WHAT TO DO =
(A) In the text on the Gulu Regional Cancer Centre, how much land did Omoro District authorities allocate for the centre, and where?
(B) Write a continuation of the Gulu Regional Cancer Centre article, picking up after its last sentence.

Geography
- Location: Gulu, Northern Region, Uganda

Organisation
- Care system: Public
- Type: Cancer Treatment, Research and Teaching
- Affiliated university: Gulu University School of Medicine

History
- Founded: July 1, 2019; 6 years ago

Links
- Other links: List of hospitals in Uganda

= Gulu Regional Cancer Centre =

Hospital in the Northern Region of Uganda

Gulu Regional Cancer Centre (GRCC) is a public, specialized, tertiary care medical facility owned by the Uganda Ministry of Health, intended to provide care for cancer patients in the Northern Region of Uganda.

==Location==
Initially, the facility is expected to be stationed within Gulu Regional Referral Hospital, who will be responsible for its daily operations.

Later, a permanent building to house the cancer centre is expected to be constructed outside of the referral hospital. Initially, the space formerly occupied by Gulu Central Police Station was proposed. However in 2017, when Gulu District failed to secure enough land to accommodate a stand-alone facility, the request for land was forwarded to Omoro District, to the south of Gulu District. Omoro District authorities allocated 4 acre at the Koro sub-county headquarters for the purpose of housing the cancer centre.

==Overview==
GRCC is a cancer treatment, research, and teaching center, affiliated with the Gulu University School of Medicine and with the Gulu Regional Referral Hospital, the teaching hospital for the medical school. GRCC is expected to become functional in the financial year 2019/2020, which starts on 1 July 2019.

The establishment of the centre was informed by the increased patient burden at Uganda Cancer Institute, in Kampala, the country's capital city, where 4,500 to 6,000 new cancer patients are registered annually. As of May 2016, approximately 60,000 new cancer patients are diagnosed annually in Uganda. Of these, an estimated 47,000 (78.3 percent) cancer patients die of their disease within one year, partly due to "late diagnosis and inappropriate treatment".

Other regional cancer centers established in this effort include Arua Regional Cancer Centre, Mbarara Regional Cancer Centre and Mbale Regional Cancer Centre. In 2017, the government of Uganda borrowed €100 million (USh390 billion at that time), from the government of Austria to construct the four afore-mentioned cancer centres.

In November 2020, Matia Kasaija, Uganda's finance minister, signed documents, accepting an interest-free loan from the government of Austria and Unicredit Bank, amounting to €7.5 million (UGX:33 billion at the time), specifically intended to construct the new Gulu Regional Cancer Centre.

SOURCE INFORMATION =
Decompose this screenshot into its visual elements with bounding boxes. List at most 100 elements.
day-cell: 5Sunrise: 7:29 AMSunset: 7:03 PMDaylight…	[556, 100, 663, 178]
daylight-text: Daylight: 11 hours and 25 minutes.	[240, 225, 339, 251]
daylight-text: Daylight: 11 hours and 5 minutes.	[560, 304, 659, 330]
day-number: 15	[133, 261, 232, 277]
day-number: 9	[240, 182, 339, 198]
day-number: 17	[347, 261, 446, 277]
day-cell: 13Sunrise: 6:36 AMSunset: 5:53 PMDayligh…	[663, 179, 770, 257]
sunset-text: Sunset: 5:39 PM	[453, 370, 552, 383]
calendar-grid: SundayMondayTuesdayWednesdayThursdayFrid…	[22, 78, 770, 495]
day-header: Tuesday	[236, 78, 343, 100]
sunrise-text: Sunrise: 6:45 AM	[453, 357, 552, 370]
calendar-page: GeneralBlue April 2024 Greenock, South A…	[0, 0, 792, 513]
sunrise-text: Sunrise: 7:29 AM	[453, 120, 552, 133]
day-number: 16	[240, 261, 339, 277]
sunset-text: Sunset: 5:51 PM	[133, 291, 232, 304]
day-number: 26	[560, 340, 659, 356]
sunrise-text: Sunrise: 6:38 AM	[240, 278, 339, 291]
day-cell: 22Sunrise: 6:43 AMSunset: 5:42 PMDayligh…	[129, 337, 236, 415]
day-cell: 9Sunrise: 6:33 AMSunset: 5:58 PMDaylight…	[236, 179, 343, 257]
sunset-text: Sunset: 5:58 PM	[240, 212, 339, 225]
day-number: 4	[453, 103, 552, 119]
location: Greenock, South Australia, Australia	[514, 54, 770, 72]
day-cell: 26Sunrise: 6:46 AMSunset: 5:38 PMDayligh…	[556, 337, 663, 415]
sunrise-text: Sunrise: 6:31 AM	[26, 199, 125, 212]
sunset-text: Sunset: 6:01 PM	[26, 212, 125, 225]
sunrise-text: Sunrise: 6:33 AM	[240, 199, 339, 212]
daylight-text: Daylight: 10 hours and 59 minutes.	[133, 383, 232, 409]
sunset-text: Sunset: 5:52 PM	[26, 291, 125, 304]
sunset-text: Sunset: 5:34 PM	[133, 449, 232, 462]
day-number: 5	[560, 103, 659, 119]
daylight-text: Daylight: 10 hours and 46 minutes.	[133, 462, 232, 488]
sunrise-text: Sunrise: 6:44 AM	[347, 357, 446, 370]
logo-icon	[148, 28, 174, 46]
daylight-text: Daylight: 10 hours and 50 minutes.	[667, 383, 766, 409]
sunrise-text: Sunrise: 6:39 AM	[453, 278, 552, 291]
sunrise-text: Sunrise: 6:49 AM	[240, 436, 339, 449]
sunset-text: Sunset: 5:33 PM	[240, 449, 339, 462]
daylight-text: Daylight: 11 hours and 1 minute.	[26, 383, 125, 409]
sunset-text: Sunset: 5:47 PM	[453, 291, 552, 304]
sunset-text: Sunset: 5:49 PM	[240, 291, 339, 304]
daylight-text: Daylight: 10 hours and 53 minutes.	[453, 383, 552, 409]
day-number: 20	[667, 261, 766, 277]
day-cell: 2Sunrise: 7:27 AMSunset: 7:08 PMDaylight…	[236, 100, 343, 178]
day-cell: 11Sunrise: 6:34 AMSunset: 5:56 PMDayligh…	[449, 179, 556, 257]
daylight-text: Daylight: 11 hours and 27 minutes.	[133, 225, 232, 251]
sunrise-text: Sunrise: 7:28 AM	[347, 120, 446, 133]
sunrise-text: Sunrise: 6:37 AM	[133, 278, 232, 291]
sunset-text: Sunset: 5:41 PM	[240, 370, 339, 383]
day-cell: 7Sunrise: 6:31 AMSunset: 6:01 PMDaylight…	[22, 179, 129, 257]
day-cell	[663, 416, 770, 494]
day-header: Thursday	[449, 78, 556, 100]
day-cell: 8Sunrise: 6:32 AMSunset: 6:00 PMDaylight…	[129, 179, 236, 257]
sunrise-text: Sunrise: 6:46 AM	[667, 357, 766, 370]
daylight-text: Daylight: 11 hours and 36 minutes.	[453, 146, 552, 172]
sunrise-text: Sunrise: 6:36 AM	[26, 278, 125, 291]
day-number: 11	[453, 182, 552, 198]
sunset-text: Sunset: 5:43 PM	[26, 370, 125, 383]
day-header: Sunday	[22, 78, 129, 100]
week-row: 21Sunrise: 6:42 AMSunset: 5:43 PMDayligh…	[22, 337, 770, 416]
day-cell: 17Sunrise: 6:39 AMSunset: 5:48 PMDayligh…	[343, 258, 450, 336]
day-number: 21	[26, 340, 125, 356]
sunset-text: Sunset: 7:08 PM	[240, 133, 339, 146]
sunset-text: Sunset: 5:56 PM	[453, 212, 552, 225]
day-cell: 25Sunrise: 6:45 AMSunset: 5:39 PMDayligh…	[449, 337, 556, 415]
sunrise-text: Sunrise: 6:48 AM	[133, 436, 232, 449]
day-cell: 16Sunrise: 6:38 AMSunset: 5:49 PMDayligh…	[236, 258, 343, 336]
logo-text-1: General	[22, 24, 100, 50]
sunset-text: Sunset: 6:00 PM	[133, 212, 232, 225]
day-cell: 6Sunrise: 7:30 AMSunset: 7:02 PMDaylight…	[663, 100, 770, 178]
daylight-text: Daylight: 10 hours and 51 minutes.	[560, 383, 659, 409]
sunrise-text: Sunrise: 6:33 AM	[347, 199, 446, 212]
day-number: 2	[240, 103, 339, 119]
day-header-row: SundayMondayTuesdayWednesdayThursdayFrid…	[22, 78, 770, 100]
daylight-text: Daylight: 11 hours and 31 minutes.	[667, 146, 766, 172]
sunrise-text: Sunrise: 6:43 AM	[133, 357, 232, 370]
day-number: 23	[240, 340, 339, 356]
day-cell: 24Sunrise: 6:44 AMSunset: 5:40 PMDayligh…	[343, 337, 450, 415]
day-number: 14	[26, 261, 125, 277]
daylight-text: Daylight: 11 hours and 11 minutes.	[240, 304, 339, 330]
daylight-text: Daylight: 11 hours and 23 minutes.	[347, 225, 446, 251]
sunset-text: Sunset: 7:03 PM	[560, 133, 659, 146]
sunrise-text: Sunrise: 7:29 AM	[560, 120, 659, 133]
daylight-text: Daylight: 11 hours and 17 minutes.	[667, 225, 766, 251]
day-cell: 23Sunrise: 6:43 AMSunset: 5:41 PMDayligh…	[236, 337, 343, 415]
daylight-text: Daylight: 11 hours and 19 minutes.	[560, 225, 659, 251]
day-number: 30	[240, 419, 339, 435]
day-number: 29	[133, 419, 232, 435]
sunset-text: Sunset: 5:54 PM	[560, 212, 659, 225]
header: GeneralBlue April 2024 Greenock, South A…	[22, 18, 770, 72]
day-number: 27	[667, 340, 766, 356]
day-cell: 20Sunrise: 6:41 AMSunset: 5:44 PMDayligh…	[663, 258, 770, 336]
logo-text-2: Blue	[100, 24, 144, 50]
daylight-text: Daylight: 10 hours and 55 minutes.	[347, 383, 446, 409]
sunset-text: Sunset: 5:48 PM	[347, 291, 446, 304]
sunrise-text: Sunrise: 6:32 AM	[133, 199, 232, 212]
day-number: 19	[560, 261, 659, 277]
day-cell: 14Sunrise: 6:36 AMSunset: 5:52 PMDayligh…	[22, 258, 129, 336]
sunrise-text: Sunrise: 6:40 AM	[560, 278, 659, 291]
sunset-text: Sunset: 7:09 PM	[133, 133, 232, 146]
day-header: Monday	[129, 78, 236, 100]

RESULTS OF THE EXERCISE =
(A) Omoro District allocated 4 acres at the Koro sub-county headquarters.

(B)
==Collaboration==
The cancer centre works in collaboration with Uganda Cancer Institute (UCI), the leading cancer treatment and research institute in Uganda, which is under transformation into the East African Cancer Centre of Excellence. UCI specialists work together with Gulu Regional Referral Hospital staff to provide the necessary oncology care.

==Developments==
As of August 2023, construction work on the facility was estimated at 80 percent complete. The center started partial operations in August 2023 with a complement of 19 staff members. Full operations are expected in 2024, when construction is fully completed. In November 2023, the cancer center started using two completed surgical operating rooms (ORs) out of the three ORs planned for the facility. The three most prevalent cancers at GRCC are (a) cervical cancer (b) breast cancer and (c) prostate cancer. 85 percent of cancer patients in Uganda reside in remote rural locations.

As of April 2024, with 90 percent of the first phase of construction completed, more land was needed to proceed with phase 2 and phase 3 of construction. Approximately 6 acre of new land are needed to install radiotherapy infrastructure. More land is also required to install a four-storied facility consisting of the main patient wards, an MRI suite, the main OPD, an emergency department, and general infusion and administration facilities. The third and final phase comprises a pediatric ward, High Dependency Unit, a fully equipped clinical laboratory and staff housing for the cancer center staff.